MSU never established the running game (yes they had injuries to the offensive line and Jack Allen was out, but MSU has struggled all year on the ground), with the top 3 backs averaged about 2.7 ypc, which was less than the 3.5 ypc picked up by Smith and Houma, the two leading rushers for UM. For the game, UM had more and better rushes than MSU, and that includes knocking off 15 yards for O’Neill’s final punt play. Michigan scored in all 5 of their red zone trips while MSU only scored on 2 of them, missing two FGs and turning the ball over on downs. In fact, MSU failed to convert 4th downs 4 times in this game, only one of which would be considered required (the seemingly last drive on 4th and 19). Hell, dad they lost this game, people would have questioned Dantonio’s decision to call a pretty obvious fake punt that was stopped and UM turned into a TD.
As for defensive dominance by MSU, that doesn’t ring all that true either. MSU scored on 3 of their 12 drives (I’m excluding the end of the half and the last blocked return), while UM scored on 5 of their 13. UM had 3 sacks for 29 yards, matching MSU, and while UM had two less TFLs, theirs resulted in more lost yardage than those by MSU (7 to 9 TFLs, but 37 yards compared to MSU’s 23). MSU had one more QB hit, but UM had 10 (!!) pass breakups, including 6 by Lewis. The teams had basically the same 3rd-down conversion rate (MSU was 3/12, UM 4/15), and UM converted more in the 2nd half (3/10) than MSU (1/6).

Data to use ->
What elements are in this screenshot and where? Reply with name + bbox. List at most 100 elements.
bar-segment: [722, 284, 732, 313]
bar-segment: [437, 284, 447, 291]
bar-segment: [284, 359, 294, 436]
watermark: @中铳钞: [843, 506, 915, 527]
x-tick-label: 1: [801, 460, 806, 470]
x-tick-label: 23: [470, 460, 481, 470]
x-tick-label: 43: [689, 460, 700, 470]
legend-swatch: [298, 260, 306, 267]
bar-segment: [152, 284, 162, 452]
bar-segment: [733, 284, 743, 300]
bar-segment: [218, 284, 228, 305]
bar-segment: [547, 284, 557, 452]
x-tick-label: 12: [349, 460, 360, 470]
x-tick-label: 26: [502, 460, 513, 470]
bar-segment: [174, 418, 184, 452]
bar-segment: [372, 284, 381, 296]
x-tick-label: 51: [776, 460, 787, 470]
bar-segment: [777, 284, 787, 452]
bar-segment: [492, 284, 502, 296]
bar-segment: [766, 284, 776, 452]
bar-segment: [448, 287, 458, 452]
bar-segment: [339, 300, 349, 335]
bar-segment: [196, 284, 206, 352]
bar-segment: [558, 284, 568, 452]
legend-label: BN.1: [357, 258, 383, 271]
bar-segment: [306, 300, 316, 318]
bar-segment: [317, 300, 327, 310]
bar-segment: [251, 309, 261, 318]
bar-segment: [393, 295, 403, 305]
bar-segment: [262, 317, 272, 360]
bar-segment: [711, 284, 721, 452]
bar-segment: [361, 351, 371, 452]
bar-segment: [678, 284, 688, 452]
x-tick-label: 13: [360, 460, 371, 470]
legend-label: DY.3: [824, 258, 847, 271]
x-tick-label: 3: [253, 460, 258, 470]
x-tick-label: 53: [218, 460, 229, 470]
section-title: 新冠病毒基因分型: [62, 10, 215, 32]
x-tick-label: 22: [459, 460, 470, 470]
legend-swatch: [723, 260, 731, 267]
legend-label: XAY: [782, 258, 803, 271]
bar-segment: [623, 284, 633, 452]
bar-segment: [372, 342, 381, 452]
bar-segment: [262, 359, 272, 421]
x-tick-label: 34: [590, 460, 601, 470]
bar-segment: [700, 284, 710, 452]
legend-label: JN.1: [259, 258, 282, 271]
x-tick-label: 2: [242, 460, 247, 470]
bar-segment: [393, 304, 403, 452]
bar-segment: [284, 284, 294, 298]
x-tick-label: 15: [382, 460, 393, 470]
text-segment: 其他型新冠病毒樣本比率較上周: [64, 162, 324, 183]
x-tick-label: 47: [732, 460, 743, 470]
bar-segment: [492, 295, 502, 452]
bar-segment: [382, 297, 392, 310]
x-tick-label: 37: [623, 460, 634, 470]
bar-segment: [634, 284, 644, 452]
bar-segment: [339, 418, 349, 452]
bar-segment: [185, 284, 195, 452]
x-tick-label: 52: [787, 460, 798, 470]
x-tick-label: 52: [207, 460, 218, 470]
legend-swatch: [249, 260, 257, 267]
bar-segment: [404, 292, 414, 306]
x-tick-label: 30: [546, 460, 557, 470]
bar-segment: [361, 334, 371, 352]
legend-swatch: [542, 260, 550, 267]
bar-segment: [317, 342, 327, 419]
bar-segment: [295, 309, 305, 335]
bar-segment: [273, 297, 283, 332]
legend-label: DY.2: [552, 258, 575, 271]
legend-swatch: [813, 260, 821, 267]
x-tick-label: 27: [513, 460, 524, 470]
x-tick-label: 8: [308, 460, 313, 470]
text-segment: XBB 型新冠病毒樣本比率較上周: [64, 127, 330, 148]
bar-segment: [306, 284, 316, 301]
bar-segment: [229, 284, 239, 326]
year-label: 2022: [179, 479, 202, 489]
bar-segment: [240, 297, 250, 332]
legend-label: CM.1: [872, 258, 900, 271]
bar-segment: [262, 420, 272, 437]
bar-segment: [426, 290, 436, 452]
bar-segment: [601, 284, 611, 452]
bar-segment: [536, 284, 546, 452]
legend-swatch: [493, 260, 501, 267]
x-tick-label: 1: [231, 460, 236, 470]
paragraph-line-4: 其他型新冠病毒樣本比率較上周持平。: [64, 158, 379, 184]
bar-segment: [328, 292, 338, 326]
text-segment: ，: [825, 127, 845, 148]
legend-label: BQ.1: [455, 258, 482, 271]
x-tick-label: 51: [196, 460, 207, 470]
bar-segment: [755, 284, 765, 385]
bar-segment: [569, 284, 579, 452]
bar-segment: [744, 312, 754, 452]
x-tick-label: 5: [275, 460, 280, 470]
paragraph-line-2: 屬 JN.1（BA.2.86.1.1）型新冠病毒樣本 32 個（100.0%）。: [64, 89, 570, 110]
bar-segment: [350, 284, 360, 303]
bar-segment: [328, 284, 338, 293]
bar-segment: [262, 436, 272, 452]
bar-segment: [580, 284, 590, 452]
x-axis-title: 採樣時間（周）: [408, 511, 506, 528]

Exercises to complete ->
1. Answer from the football passage:
(a) On how many of its red zone trips did Michigan score?
(b) How many pass breakups did UM have?
(c) What was MSU's 3rd-down conversion rate?
2. Output the listing's lines, starting with its first line and stopping after the line that contains "bar-segment: [700, 284, 710, 452]". Include both of those lines.

Exercise results ->
1.
(a) All 5.
(b) 10.
(c) 3/12.

2.
What elements are in this screenshot and where? Reply with name + bbox. List at most 100 elements.
bar-segment: [722, 284, 732, 313]
bar-segment: [437, 284, 447, 291]
bar-segment: [284, 359, 294, 436]
watermark: @中铳钞: [843, 506, 915, 527]
x-tick-label: 1: [801, 460, 806, 470]
x-tick-label: 23: [470, 460, 481, 470]
x-tick-label: 43: [689, 460, 700, 470]
legend-swatch: [298, 260, 306, 267]
bar-segment: [152, 284, 162, 452]
bar-segment: [733, 284, 743, 300]
bar-segment: [218, 284, 228, 305]
bar-segment: [547, 284, 557, 452]
x-tick-label: 12: [349, 460, 360, 470]
x-tick-label: 26: [502, 460, 513, 470]
bar-segment: [174, 418, 184, 452]
bar-segment: [372, 284, 381, 296]
x-tick-label: 51: [776, 460, 787, 470]
bar-segment: [777, 284, 787, 452]
bar-segment: [492, 284, 502, 296]
bar-segment: [766, 284, 776, 452]
bar-segment: [448, 287, 458, 452]
bar-segment: [339, 300, 349, 335]
bar-segment: [196, 284, 206, 352]
bar-segment: [558, 284, 568, 452]
legend-label: BN.1: [357, 258, 383, 271]
bar-segment: [306, 300, 316, 318]
bar-segment: [317, 300, 327, 310]
bar-segment: [251, 309, 261, 318]
bar-segment: [393, 295, 403, 305]
bar-segment: [262, 317, 272, 360]
bar-segment: [711, 284, 721, 452]
bar-segment: [361, 351, 371, 452]
bar-segment: [678, 284, 688, 452]
x-tick-label: 13: [360, 460, 371, 470]
legend-label: DY.3: [824, 258, 847, 271]
x-tick-label: 3: [253, 460, 258, 470]
x-tick-label: 53: [218, 460, 229, 470]
section-title: 新冠病毒基因分型: [62, 10, 215, 32]
x-tick-label: 22: [459, 460, 470, 470]
legend-swatch: [723, 260, 731, 267]
legend-label: XAY: [782, 258, 803, 271]
bar-segment: [623, 284, 633, 452]
bar-segment: [372, 342, 381, 452]
bar-segment: [262, 359, 272, 421]
x-tick-label: 34: [590, 460, 601, 470]
bar-segment: [700, 284, 710, 452]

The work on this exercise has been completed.